▶ DATA SHOWN:
* Begin *

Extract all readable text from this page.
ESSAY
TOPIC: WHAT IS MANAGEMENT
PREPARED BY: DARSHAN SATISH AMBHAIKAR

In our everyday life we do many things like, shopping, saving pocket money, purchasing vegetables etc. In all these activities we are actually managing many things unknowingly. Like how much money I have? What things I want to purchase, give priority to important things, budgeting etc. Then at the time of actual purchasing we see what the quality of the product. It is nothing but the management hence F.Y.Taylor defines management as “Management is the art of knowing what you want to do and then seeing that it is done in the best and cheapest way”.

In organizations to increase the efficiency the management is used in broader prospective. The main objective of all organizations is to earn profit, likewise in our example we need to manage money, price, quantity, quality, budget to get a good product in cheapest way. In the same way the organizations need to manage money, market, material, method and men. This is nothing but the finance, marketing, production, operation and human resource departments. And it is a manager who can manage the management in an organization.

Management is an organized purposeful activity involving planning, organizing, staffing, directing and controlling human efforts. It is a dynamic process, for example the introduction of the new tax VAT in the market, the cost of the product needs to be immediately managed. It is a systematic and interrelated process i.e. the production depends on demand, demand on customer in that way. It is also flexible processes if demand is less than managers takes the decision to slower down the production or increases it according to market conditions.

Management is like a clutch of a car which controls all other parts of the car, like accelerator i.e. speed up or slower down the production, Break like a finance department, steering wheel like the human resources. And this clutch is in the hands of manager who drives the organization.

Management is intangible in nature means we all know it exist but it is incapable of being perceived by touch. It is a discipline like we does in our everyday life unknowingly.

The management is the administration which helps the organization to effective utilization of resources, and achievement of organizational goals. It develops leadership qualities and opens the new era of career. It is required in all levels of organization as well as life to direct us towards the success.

* End *
* Begin *

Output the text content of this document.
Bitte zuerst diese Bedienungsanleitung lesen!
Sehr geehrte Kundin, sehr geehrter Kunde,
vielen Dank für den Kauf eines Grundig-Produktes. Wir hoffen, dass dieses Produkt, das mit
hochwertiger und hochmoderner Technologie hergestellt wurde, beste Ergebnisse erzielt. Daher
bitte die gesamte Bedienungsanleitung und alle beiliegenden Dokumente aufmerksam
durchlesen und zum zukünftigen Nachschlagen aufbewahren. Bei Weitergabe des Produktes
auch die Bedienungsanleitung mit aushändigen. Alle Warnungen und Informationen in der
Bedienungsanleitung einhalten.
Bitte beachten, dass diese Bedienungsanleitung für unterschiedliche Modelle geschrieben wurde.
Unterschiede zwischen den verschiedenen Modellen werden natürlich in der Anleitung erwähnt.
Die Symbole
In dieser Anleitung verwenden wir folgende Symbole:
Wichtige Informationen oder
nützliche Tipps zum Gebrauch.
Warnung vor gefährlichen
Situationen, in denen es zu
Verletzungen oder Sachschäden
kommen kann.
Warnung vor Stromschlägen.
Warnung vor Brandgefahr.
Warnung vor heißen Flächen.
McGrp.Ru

* End *

▶ STATED PROBLEM: Extract each line from the entries above that contains the string "Symbole".

▶ EXERCISE RESPONSE:
Die Symbole
In dieser Anleitung verwenden wir folgende Symbole:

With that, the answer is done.